Start EXCERPT TO READ

So is McGee successful in his efforts? Yes and no. He is successful in bringing those close to him into the museum along with him, but what is less clear is whether or not anyone has noticed. Given Valentine’s review of Barry McGee in Berkley and questions by visitors that went unanswered or poorly answered, it seems that McGee has only succeeded half way. Has anyone who was not already in on it has noticed his subversion? If you do not already know what DFW and THR mean, you probably are not going to discover their meaning by staring at one of McGee’s paintings. On the other hand, those who have been included seem happy, and the irony of OKER’s name being included in such a respectful way on a legal wall while he sits in prison for illegal graffiti is likely to be appreciated by the graffiti community. So maybe McGee’s subversion is a sort of secret subversion. For those who know, the show is bit of a coup. For those who do not know, things are business as usual, and that’s fine.

End EXCERPT TO READ

**SET PROBLEM 1**. Which words written entirely in capital letters appear in the passage on Barry McGee's museum show?
**SET PROBLEM 2**. Could you pick up the passage on Barry McGee's museum show after its last sentence and keep it going?
The records here don't matter for any of this.

Start DATA EXCERPTS

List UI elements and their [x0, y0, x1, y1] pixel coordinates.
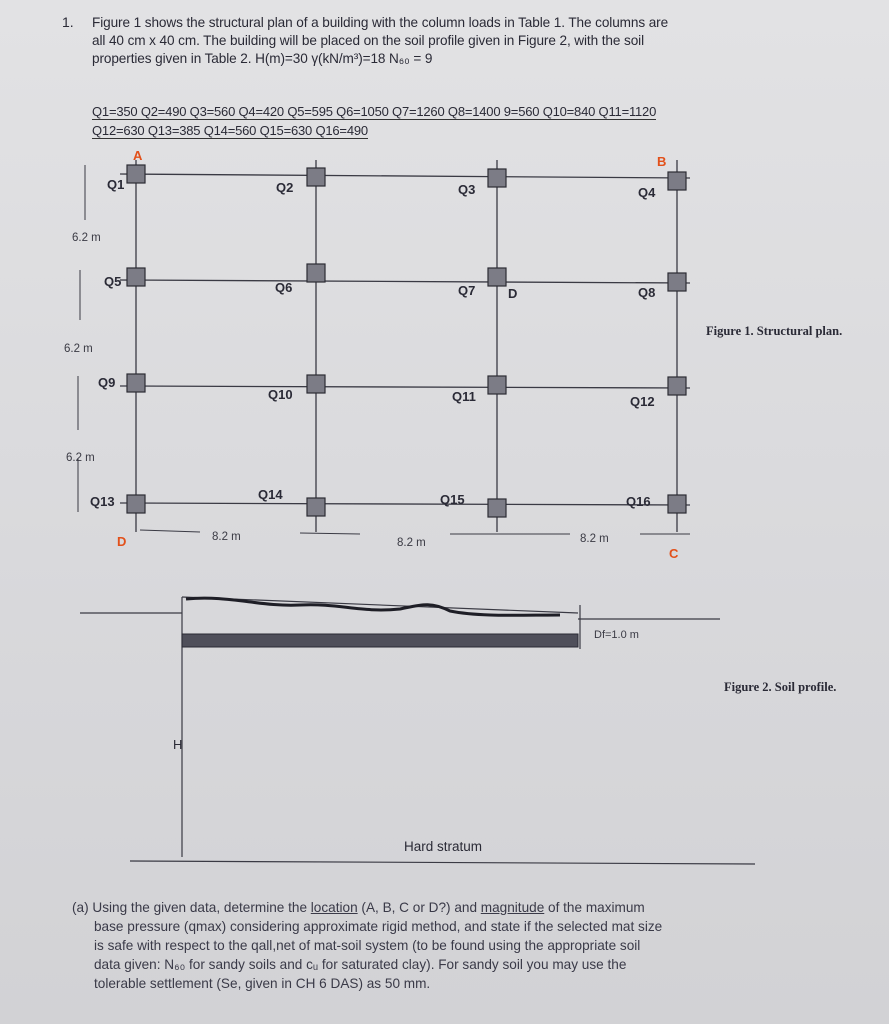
- corner-c-label: C: [669, 546, 679, 561]
- label-q9: Q9: [98, 375, 116, 390]
- df-label: Df=1.0 m: [594, 629, 639, 641]
- spacing-v-2: 6.2 m: [64, 343, 93, 355]
- corner-b-label: B: [657, 154, 667, 169]
- part-a-line1-pre: (a) Using the given data, determine the: [72, 900, 311, 915]
- part-a-location-word: location: [310, 900, 358, 915]
- column-q5: [127, 268, 145, 286]
- part-a-line-1: [72, 898, 792, 917]
- part-a-line-2: base pressure (qmax) considering approximate rigid method, and state if the selected mat size: [94, 919, 663, 934]
- column-q15: [488, 499, 506, 517]
- label-q16: Q16: [626, 494, 651, 509]
- intro-line-3: properties given in Table 2. H(m)=30 γ(kN/m³)=18 N₆₀ = 9: [92, 51, 433, 66]
- dimension-lines: [78, 165, 690, 534]
- spacing-h-1: 8.2 m: [212, 531, 241, 543]
- label-q15: Q15: [440, 492, 465, 507]
- corner-d-label: D: [117, 534, 127, 549]
- loads-line-1: Q1=350 Q2=490 Q3=560 Q4=420 Q5=595 Q6=1050 Q7=1260 Q8=1400 9=560 Q10=840 Q11=1120: [92, 104, 657, 119]
- dim-horizontal-1: [140, 530, 200, 532]
- label-q3: Q3: [458, 182, 476, 197]
- label-q1: Q1: [107, 177, 125, 192]
- part-a-line1-mid: (A, B, C or D?) and: [357, 900, 481, 915]
- part-a-line-3: is safe with respect to the qall,net of mat-soil system (to be found using the appropriate soil: [94, 938, 641, 953]
- grid-lines: [120, 160, 690, 532]
- grid-row-4: [120, 503, 690, 505]
- hard-stratum-label: Hard stratum: [404, 839, 483, 854]
- label-q14: Q14: [258, 487, 283, 502]
- figure1-caption: Figure 1. Structural plan.: [706, 324, 843, 338]
- structural-plan-figure: [0, 140, 889, 580]
- spacing-v-1: 6.2 m: [72, 232, 101, 244]
- label-q13: Q13: [90, 494, 115, 509]
- loads-line-2: Q12=630 Q13=385 Q14=560 Q15=630 Q16=490: [92, 123, 368, 138]
- part-a-line-5: tolerable settlement (Se, given in CH 6 DAS) as 50 mm.: [94, 976, 431, 991]
- label-q5: Q5: [104, 274, 122, 289]
- grid-row-2: [120, 280, 690, 283]
- column-q1: [127, 165, 145, 183]
- column-q8: [668, 273, 686, 291]
- intro-line-2: all 40 cm x 40 cm. The building will be placed on the soil profile given in Figure 2, with the soil: [92, 33, 645, 48]
- label-q8: Q8: [638, 285, 656, 300]
- label-q6: Q6: [275, 280, 293, 295]
- dim-horizontal-2: [300, 533, 360, 534]
- column-q16: [668, 495, 686, 513]
- column-q9: [127, 374, 145, 392]
- column-q3: [488, 169, 506, 187]
- label-q7: Q7: [458, 283, 476, 298]
- part-a-line-4: data given: N₆₀ for sandy soils and cᵤ for saturated clay). For sandy soil you may use the: [94, 957, 627, 972]
- column-q10: [307, 375, 325, 393]
- label-q11: Q11: [452, 389, 476, 404]
- mat-foundation: [182, 634, 578, 647]
- inner-d-label: D: [508, 286, 518, 301]
- grid-row-3: [120, 386, 690, 388]
- corner-a-label: A: [133, 148, 143, 163]
- column-q13: [127, 495, 145, 513]
- column-squares: [127, 165, 686, 517]
- problem-number: 1.: [62, 14, 74, 30]
- column-q11: [488, 376, 506, 394]
- column-q2: [307, 168, 325, 186]
- figure2-caption: Figure 2. Soil profile.: [724, 680, 837, 694]
- column-q12: [668, 377, 686, 395]
- h-label: H: [173, 737, 183, 752]
- part-a-magnitude-word: magnitude: [480, 900, 545, 915]
- label-q2: Q2: [276, 180, 294, 195]
- soil-profile-figure: [0, 585, 889, 875]
- part-a-question: [72, 898, 792, 993]
- part-a-line1-post: of the maximum: [544, 900, 645, 915]
- spacing-v-3: 6.2 m: [66, 452, 95, 464]
- label-q10: Q10: [268, 387, 293, 402]
- column-q6: [307, 264, 325, 282]
- spacing-h-2: 8.2 m: [397, 537, 426, 549]
- column-loads-table: [92, 102, 782, 140]
- intro-line-1: Figure 1 shows the structural plan of a building with the column loads in Table 1. The columns are: [92, 15, 669, 30]
- grid-row-1: [120, 174, 690, 178]
- ground-surface-curve: [186, 598, 560, 615]
- column-q4: [668, 172, 686, 190]
- label-q12: Q12: [630, 394, 655, 409]
- problem-intro: [92, 14, 782, 68]
- spacing-h-3: 8.2 m: [580, 533, 609, 545]
- hard-stratum-line: [130, 861, 755, 864]
- label-q4: Q4: [638, 185, 656, 200]
- column-q7: [488, 268, 506, 286]
- column-q14: [307, 498, 325, 516]
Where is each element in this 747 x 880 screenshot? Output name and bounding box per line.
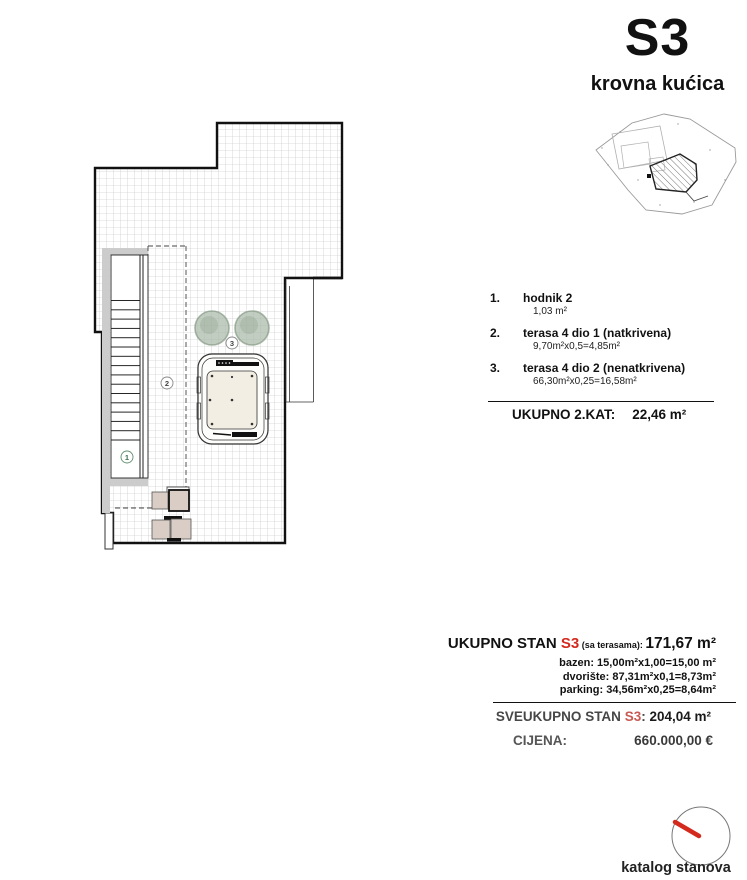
- apartment-total-line: [448, 635, 716, 653]
- price-value: 660.000,00 €: [634, 733, 713, 748]
- apartment-total-unit: S3: [560, 635, 580, 652]
- apartment-summary: [448, 635, 716, 698]
- lower-roof-notch: [286, 280, 314, 402]
- bottom-left-notch: [105, 513, 113, 549]
- legend-item: [490, 291, 746, 317]
- legend-item-title: terasa 4 dio 1 (natkrivena): [523, 326, 672, 340]
- catalog-label[interactable]: katalog stanova: [621, 860, 731, 876]
- apartment-total-label: UKUPNO STAN: [447, 635, 561, 652]
- floor-total-row: [512, 407, 686, 422]
- floor-total-label: UKUPNO 2.KAT:: [512, 407, 616, 422]
- unit-subtitle: krovna kućica: [590, 73, 725, 95]
- price-label: CIJENA:: [513, 733, 568, 748]
- summary-detail-row: dvorište: 87,31m²x0,1=8,73m²: [562, 670, 716, 683]
- room-number-3-label: 3: [229, 338, 235, 348]
- summary-detail-row: bazen: 15,00m²x1,00=15,00 m²: [559, 657, 716, 669]
- floor-total-value: 22,46 m²: [632, 407, 687, 422]
- unit-code: S3: [624, 9, 691, 67]
- grand-total-label: SVEUKUPNO STAN: [495, 709, 625, 724]
- stairs: [111, 300, 140, 442]
- summary-detail-row: parking: 34,56m²x0,25=8,64m²: [559, 684, 716, 696]
- grand-total-row: [496, 709, 711, 724]
- grand-total-sep: :: [641, 709, 650, 724]
- grand-total-divider: [493, 702, 736, 703]
- grand-total-unit: S3: [624, 709, 642, 724]
- legend-item-title: hodnik 2: [523, 291, 573, 305]
- legend-item: [490, 326, 746, 352]
- legend-item-detail: 9,70m²x0,5=4,85m²: [533, 341, 620, 352]
- apartment-total-note: (sa terasama):: [579, 640, 646, 650]
- tree-inner: [240, 316, 258, 334]
- legend: [490, 291, 746, 396]
- unit-marker: [647, 174, 651, 178]
- tree-inner: [200, 316, 218, 334]
- price-row: [513, 733, 713, 748]
- legend-item-number: 3.: [490, 361, 501, 375]
- apartment-total-value: 171,67 m²: [645, 635, 716, 652]
- floor-total-divider: [488, 401, 714, 402]
- room-number-2-label: 2: [164, 378, 170, 388]
- legend-item-detail: 1,03 m²: [533, 306, 567, 317]
- hot-tub: [197, 354, 269, 444]
- summary-details: [448, 657, 716, 698]
- catalog-dial-icon[interactable]: [670, 805, 732, 867]
- room-number-1-label: 1: [124, 452, 130, 462]
- legend-item: [490, 361, 746, 387]
- floor-plan: [85, 115, 355, 555]
- site-plan: [590, 110, 740, 230]
- unit-highlight: [650, 154, 697, 192]
- legend-item-title: terasa 4 dio 2 (nenatkrivena): [523, 361, 686, 375]
- grand-total-value: 204,04 m²: [649, 709, 711, 724]
- legend-item-detail: 66,30m²x0,25=16,58m²: [533, 376, 637, 387]
- title-block: [565, 9, 747, 96]
- unit-edge: [686, 192, 708, 201]
- legend-item-number: 1.: [490, 291, 501, 305]
- legend-item-number: 2.: [490, 326, 501, 340]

End DATA EXCERPTS

**EXERCISE RESULT 1**. DFW, THR, OKER

**EXERCISE RESULT 2**.
Photo by Pat Falco
Photo by Pat Falco

Barry McGee is the ICA/Boston’s fourth time bringing someone from the street art or graffiti world into their museum, and of the other attempts I have seen (with the work of Os Gemeos and Swoon) it is the most successful. Barry McGee is full of strong work, it provides a good introduction to McGee without being repetitive, and McGee still manages to let his true self shine through by subverting the museum’s goals somewhat and turning the show into a show about real graffiti and community, if you are in the know. At the same time, I fear that the ICA has missed the point of their own show and failed to see McGee’s true brilliance, so the success seems somewhat accidental.

For more photographs of the show, check out Brooklyn Street Art (who seem to agree that this show is really about community) and Arrested Motion.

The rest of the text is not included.